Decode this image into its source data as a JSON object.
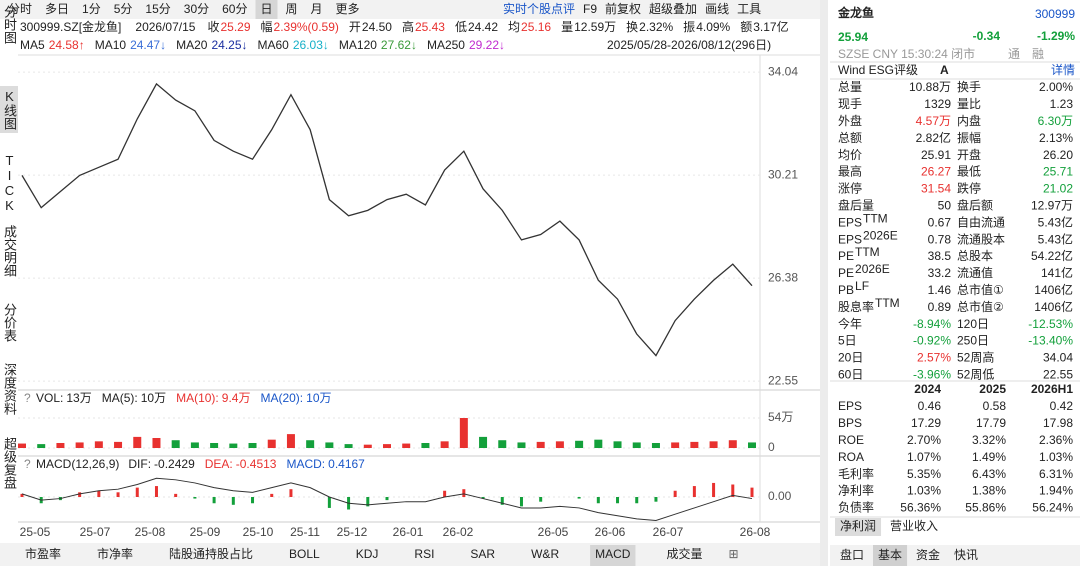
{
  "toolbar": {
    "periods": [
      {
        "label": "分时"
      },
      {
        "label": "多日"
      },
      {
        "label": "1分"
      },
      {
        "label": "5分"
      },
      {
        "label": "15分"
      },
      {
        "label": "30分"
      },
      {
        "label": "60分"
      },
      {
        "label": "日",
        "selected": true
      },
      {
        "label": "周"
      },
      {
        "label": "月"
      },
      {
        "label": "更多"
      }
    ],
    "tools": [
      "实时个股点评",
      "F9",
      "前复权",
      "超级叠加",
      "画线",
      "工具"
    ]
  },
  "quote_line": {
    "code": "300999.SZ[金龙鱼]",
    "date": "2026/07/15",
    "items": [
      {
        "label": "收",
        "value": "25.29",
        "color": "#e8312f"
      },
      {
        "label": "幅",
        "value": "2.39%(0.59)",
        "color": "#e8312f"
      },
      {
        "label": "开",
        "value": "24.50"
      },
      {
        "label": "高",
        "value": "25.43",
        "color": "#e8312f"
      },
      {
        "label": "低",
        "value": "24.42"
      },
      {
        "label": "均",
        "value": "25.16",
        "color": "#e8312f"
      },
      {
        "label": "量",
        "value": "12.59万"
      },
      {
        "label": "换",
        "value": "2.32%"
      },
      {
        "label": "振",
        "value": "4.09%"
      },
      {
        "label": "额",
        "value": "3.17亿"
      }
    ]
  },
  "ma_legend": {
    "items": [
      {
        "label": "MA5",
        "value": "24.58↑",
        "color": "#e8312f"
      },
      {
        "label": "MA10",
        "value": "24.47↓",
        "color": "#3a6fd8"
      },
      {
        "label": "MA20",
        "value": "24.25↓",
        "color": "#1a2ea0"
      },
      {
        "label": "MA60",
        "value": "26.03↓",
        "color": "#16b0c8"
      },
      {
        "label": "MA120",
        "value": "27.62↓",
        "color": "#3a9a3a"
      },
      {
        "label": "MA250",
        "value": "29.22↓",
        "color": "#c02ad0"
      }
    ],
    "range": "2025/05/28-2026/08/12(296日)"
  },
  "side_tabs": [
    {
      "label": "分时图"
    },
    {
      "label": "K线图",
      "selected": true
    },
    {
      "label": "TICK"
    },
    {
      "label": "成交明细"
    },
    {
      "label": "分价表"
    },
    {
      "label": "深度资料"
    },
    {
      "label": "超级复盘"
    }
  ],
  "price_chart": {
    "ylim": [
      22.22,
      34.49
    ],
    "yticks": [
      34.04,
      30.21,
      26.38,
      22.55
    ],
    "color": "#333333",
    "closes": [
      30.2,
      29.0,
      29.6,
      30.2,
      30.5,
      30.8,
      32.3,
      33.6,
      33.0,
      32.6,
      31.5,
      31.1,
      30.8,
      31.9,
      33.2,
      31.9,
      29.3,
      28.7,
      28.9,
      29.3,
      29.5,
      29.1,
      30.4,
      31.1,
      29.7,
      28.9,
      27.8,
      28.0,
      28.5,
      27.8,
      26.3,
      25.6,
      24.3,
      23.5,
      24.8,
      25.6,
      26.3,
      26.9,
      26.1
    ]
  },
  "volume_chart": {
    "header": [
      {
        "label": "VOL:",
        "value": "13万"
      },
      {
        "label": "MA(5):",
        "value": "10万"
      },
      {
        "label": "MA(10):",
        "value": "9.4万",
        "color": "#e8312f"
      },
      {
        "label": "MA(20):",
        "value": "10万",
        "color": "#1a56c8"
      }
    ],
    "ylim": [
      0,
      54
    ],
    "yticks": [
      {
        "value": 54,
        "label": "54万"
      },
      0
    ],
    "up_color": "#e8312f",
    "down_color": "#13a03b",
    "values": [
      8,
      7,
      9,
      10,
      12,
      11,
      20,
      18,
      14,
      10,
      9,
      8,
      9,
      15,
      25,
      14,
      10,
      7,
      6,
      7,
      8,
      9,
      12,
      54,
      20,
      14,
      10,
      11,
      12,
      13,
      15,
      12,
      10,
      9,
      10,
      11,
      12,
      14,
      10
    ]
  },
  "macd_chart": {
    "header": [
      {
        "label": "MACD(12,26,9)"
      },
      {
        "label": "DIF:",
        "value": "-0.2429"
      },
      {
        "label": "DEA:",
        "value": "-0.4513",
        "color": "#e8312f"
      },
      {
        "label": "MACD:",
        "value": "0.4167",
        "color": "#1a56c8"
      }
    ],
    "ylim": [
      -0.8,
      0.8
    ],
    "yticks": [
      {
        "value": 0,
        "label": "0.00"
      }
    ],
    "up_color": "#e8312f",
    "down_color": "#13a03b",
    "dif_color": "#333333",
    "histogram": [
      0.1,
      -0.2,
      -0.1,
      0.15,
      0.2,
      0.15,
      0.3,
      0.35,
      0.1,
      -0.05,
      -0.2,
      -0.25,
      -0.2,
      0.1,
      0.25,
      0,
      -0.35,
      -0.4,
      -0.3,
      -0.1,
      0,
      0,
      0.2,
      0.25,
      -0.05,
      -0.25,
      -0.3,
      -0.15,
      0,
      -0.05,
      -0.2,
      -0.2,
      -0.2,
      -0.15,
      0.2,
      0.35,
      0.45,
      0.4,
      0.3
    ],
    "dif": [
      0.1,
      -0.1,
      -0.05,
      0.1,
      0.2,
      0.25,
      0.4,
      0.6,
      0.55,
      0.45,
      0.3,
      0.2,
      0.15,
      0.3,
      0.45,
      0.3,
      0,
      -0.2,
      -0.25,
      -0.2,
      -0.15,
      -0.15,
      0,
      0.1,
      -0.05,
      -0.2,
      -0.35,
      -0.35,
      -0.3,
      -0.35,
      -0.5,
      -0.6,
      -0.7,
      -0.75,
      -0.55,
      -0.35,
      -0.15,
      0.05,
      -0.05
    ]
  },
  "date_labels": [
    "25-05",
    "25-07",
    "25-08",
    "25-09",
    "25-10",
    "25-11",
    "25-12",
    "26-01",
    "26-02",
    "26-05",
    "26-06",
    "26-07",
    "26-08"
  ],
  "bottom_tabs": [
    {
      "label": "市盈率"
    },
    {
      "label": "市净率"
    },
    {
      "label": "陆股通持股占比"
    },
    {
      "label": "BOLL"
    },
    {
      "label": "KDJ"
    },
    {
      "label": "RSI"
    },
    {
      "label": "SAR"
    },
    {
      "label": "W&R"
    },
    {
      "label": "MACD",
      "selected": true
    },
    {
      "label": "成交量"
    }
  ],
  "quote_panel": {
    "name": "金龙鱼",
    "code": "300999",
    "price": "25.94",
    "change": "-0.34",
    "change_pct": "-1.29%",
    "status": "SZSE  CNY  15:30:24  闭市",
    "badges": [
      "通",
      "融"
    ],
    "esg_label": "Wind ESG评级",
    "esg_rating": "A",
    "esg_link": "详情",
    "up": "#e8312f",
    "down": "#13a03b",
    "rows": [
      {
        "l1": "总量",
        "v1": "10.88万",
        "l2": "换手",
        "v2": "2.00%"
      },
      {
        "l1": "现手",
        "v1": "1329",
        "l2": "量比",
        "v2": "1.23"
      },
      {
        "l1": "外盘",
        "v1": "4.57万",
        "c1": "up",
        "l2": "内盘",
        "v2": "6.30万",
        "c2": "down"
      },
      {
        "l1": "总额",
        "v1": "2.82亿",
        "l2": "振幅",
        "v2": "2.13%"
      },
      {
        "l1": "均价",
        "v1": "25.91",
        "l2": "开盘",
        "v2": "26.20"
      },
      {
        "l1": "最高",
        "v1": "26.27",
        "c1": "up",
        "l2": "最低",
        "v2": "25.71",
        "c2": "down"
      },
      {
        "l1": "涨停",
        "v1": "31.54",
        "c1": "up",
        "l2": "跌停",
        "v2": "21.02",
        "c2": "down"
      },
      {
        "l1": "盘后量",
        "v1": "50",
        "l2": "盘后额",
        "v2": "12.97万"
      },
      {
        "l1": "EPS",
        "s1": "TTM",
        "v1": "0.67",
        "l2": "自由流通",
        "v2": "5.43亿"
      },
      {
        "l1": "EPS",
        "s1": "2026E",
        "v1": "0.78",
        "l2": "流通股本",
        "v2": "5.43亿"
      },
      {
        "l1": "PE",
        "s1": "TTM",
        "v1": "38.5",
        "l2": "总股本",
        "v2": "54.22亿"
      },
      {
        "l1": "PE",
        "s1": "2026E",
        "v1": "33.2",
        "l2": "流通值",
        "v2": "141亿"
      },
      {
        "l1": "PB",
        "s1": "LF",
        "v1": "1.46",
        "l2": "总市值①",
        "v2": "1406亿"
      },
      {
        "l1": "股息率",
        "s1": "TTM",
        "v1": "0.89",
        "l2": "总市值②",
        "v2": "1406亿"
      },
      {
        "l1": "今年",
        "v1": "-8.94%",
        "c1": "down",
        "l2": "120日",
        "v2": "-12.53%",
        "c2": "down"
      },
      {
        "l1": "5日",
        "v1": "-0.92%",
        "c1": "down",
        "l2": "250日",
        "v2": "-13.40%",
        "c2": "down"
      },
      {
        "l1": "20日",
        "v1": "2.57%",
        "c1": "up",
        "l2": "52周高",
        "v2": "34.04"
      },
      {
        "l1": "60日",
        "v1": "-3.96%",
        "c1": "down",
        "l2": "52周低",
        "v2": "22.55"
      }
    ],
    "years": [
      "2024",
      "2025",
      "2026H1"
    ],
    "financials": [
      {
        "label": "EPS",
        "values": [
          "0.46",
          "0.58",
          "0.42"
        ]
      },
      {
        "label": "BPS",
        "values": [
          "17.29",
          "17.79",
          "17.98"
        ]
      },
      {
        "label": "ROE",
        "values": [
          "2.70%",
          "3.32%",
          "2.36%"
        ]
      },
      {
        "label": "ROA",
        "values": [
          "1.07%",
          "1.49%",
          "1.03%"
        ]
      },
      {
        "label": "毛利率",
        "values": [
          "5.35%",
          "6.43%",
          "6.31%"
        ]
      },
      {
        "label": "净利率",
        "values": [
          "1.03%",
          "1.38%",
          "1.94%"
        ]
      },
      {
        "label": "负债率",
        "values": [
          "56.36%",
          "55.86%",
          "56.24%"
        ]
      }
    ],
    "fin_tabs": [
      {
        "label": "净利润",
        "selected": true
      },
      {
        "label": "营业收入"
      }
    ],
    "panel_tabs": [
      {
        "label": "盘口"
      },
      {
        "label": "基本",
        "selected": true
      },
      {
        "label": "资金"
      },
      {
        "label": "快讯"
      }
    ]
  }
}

________________________________________

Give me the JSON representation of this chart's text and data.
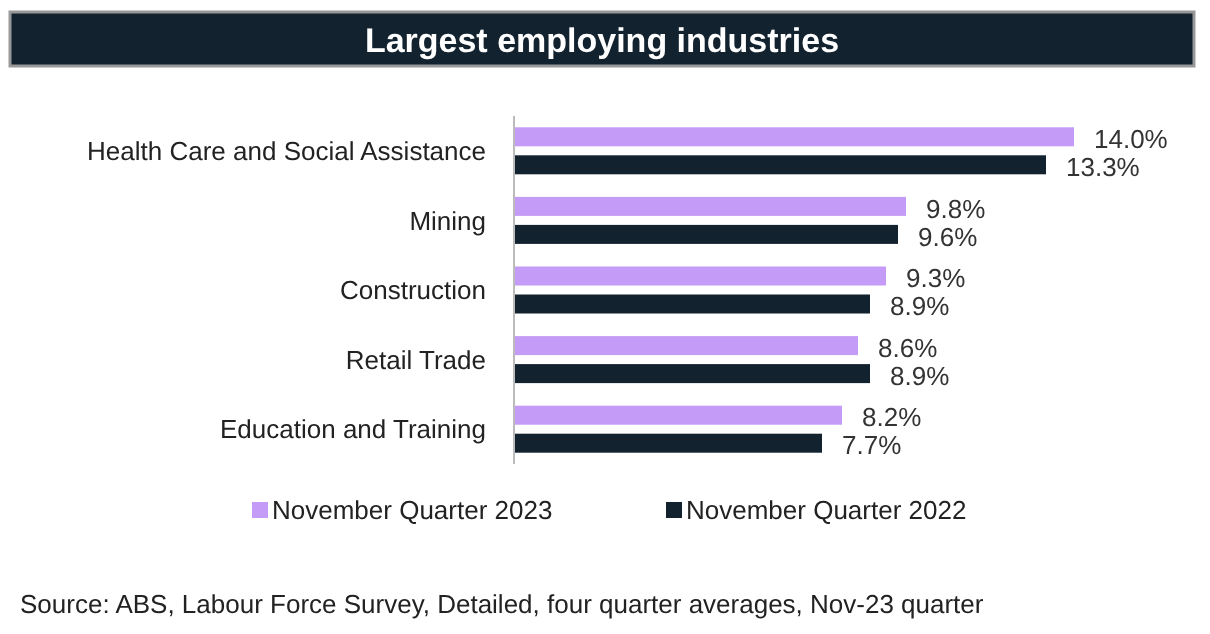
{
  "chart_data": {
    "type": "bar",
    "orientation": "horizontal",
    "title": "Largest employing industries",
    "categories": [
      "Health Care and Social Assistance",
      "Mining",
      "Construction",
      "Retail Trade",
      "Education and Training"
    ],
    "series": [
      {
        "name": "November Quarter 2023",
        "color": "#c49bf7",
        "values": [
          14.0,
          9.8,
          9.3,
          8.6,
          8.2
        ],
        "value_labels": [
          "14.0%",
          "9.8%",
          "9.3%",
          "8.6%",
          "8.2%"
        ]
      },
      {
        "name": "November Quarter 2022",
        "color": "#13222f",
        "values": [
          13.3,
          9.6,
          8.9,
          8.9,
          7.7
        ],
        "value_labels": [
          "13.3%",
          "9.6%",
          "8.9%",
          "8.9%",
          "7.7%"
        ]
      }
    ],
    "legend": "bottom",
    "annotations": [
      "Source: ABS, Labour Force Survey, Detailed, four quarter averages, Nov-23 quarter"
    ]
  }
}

________________________________________

» Do this
Copy each line of the listing that includes "JSON".

» Full response
Decode this image into its source data as a JSON object.
Give me the JSON representation of this chart's text and data.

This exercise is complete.